— Data provided —
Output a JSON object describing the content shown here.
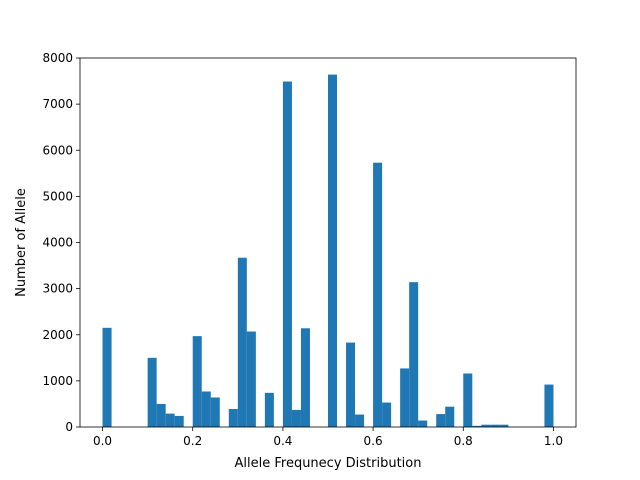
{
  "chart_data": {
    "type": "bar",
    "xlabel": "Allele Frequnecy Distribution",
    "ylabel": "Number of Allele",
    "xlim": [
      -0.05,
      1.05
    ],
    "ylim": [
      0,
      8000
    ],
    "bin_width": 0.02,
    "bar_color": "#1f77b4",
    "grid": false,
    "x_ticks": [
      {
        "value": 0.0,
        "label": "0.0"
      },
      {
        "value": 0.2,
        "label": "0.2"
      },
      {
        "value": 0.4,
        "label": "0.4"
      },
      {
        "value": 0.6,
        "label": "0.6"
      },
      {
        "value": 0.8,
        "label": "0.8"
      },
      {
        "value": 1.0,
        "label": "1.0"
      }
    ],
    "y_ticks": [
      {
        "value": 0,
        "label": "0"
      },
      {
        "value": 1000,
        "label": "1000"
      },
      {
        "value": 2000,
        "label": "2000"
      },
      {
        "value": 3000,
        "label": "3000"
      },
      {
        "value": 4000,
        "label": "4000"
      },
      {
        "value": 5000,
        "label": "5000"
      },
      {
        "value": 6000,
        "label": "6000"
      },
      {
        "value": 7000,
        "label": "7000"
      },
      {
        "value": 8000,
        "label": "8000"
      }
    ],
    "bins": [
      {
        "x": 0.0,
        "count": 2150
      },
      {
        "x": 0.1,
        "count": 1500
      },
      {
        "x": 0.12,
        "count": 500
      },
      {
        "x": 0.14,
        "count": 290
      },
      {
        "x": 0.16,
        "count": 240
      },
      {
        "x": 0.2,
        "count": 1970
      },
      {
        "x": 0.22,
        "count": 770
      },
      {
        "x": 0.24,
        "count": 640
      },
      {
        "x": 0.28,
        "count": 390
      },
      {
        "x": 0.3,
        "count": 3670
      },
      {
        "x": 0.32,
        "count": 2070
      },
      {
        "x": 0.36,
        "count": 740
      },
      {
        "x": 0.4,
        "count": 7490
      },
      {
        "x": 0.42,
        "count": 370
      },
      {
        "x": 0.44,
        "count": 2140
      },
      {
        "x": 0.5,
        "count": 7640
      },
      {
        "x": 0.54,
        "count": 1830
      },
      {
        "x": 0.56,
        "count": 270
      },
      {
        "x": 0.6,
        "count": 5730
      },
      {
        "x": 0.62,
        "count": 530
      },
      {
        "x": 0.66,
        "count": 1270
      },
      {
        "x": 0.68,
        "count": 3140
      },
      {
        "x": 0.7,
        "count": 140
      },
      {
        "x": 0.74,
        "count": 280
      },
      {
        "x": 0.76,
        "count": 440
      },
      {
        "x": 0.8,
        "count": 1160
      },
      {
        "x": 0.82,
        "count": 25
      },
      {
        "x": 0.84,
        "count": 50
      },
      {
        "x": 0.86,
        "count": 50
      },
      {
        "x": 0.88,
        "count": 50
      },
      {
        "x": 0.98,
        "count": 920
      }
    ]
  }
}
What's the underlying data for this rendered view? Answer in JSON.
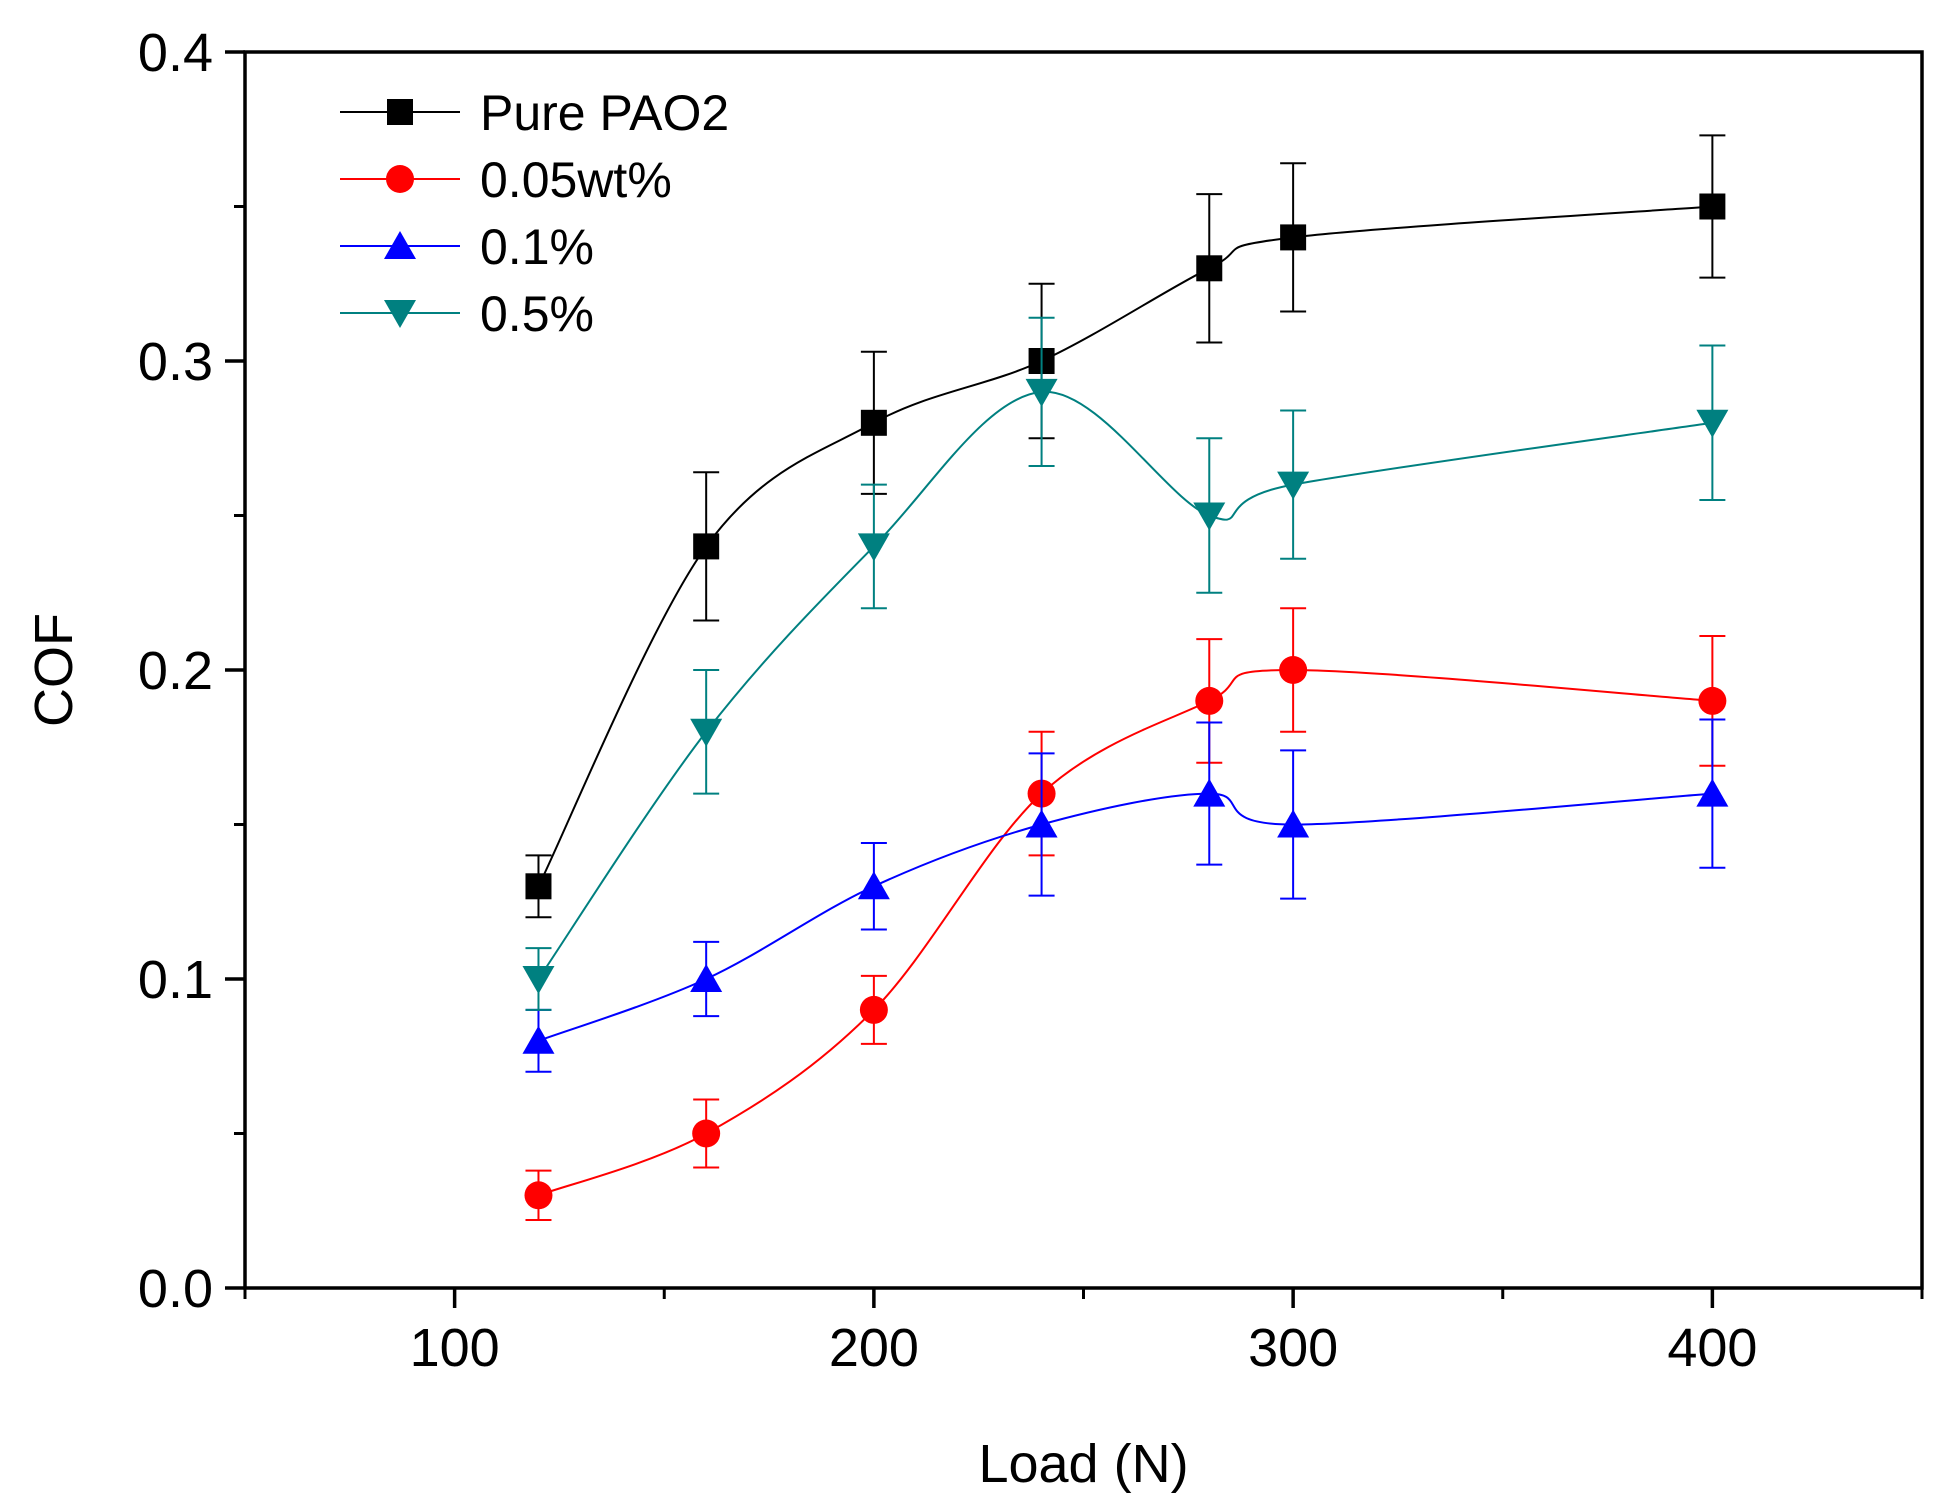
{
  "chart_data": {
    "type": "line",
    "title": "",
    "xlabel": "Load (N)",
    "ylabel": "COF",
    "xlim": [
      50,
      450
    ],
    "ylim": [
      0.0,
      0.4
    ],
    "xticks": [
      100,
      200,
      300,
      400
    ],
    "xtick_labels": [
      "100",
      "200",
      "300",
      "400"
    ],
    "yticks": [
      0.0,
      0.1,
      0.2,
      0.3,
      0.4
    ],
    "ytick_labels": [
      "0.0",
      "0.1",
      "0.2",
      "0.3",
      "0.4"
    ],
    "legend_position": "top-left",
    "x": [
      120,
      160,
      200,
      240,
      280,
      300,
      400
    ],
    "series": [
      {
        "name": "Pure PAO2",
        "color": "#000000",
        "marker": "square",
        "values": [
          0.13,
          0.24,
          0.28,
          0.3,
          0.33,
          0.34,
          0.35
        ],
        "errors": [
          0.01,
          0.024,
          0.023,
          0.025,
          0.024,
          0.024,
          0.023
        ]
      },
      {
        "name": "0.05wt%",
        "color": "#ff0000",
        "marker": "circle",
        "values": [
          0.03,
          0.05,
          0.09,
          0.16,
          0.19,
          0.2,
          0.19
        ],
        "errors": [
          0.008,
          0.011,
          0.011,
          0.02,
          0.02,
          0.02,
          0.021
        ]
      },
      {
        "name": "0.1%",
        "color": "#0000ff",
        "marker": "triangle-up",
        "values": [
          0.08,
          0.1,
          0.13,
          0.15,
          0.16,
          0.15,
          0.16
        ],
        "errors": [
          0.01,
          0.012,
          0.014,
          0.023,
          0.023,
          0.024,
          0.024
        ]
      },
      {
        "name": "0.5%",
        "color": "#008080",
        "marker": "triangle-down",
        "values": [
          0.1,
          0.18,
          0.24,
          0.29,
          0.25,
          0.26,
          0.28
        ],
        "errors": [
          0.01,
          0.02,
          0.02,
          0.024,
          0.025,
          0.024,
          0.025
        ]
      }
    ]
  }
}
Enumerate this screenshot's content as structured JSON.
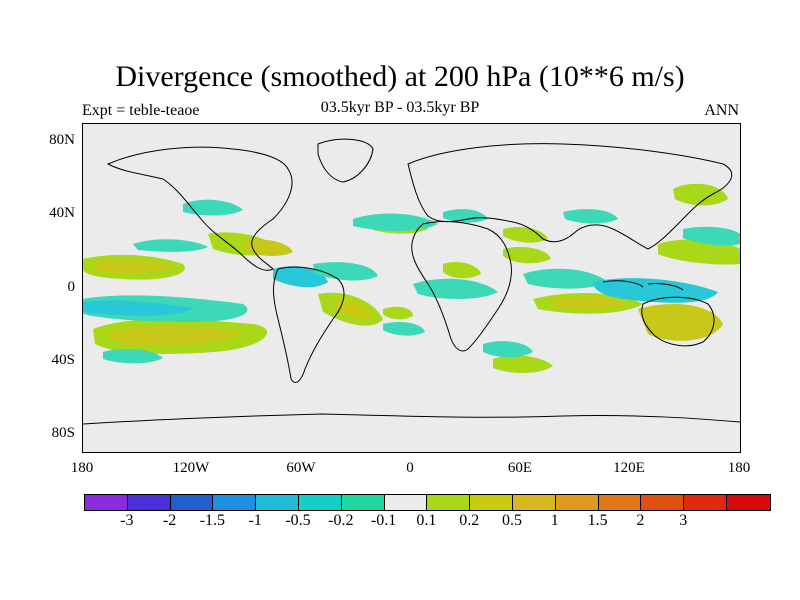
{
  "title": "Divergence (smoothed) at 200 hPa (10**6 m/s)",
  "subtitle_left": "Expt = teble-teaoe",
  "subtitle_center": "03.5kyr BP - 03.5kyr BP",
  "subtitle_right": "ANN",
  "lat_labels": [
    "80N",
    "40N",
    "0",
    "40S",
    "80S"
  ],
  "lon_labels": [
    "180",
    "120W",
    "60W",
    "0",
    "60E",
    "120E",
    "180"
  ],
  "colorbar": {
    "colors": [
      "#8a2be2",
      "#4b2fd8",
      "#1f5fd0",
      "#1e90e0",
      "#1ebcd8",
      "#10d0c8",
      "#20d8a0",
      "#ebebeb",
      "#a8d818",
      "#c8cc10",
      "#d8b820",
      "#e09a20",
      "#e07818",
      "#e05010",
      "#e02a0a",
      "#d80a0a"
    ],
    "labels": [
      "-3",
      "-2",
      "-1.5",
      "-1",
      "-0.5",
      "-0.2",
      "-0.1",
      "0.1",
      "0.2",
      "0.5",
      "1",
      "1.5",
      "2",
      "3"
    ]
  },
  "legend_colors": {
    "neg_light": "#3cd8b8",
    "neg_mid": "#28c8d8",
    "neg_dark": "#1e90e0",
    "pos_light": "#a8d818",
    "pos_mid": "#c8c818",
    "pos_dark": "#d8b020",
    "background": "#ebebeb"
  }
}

— Do this —
Write out again, exactly, each line from the one containing "Enumerate this screenshot's" through the last line of the entries, and omit every picture.

— Task result —
Enumerate this screenshot's content as structured JSON.
{
  "title": "Divergence (smoothed) at 200 hPa (10**6 m/s)",
  "subtitle_left": "Expt = teble-teaoe",
  "subtitle_center": "03.5kyr BP - 03.5kyr BP",
  "subtitle_right": "ANN",
  "lat_labels": [
    "80N",
    "40N",
    "0",
    "40S",
    "80S"
  ],
  "lon_labels": [
    "180",
    "120W",
    "60W",
    "0",
    "60E",
    "120E",
    "180"
  ],
  "colorbar": {
    "colors": [
      "#8a2be2",
      "#4b2fd8",
      "#1f5fd0",
      "#1e90e0",
      "#1ebcd8",
      "#10d0c8",
      "#20d8a0",
      "#ebebeb",
      "#a8d818",
      "#c8cc10",
      "#d8b820",
      "#e09a20",
      "#e07818",
      "#e05010",
      "#e02a0a",
      "#d80a0a"
    ],
    "labels": [
      "-3",
      "-2",
      "-1.5",
      "-1",
      "-0.5",
      "-0.2",
      "-0.1",
      "0.1",
      "0.2",
      "0.5",
      "1",
      "1.5",
      "2",
      "3"
    ]
  },
  "legend_colors": {
    "neg_light": "#3cd8b8",
    "neg_mid": "#28c8d8",
    "neg_dark": "#1e90e0",
    "pos_light": "#a8d818",
    "pos_mid": "#c8c818",
    "pos_dark": "#d8b020",
    "background": "#ebebeb"
  }
}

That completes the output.